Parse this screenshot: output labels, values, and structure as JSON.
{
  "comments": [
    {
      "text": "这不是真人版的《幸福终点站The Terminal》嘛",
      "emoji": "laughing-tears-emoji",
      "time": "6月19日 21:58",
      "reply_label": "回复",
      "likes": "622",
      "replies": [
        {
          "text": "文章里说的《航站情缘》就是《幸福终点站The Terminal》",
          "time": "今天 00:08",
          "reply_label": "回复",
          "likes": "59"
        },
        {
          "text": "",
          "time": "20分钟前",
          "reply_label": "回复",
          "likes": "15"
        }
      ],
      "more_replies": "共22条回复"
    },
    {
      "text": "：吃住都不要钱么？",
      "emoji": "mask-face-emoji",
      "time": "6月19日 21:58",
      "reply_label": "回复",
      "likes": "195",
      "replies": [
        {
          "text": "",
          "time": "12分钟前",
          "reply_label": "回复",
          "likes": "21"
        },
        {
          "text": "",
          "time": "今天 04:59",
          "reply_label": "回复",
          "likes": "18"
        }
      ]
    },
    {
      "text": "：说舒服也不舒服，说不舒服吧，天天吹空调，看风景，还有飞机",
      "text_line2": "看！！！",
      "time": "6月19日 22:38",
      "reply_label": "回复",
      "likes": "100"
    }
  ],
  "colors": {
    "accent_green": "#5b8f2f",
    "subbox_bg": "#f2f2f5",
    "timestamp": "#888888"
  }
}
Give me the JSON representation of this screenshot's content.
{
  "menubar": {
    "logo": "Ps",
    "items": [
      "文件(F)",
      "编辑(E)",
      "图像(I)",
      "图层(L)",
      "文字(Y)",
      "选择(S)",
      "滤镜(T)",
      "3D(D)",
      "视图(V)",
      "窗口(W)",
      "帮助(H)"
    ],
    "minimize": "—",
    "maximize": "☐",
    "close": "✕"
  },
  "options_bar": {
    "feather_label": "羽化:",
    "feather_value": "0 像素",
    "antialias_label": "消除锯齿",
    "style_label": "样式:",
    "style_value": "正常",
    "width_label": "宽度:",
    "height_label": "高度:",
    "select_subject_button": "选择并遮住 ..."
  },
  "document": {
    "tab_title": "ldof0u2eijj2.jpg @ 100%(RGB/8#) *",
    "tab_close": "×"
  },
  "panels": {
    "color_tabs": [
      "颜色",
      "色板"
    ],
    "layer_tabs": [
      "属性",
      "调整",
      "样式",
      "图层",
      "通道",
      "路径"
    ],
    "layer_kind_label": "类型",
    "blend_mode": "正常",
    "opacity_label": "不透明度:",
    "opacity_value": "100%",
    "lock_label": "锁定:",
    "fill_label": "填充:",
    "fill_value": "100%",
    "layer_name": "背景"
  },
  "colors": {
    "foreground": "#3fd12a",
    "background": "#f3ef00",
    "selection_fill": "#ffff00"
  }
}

————

Task brief
Select the lines in this material that hold the word "幸福终点站The", leaving none out.

Exercise answer
      "text": "这不是真人版的《幸福终点站The Terminal》嘛",
          "text": "文章里说的《航站情缘》就是《幸福终点站The Terminal》",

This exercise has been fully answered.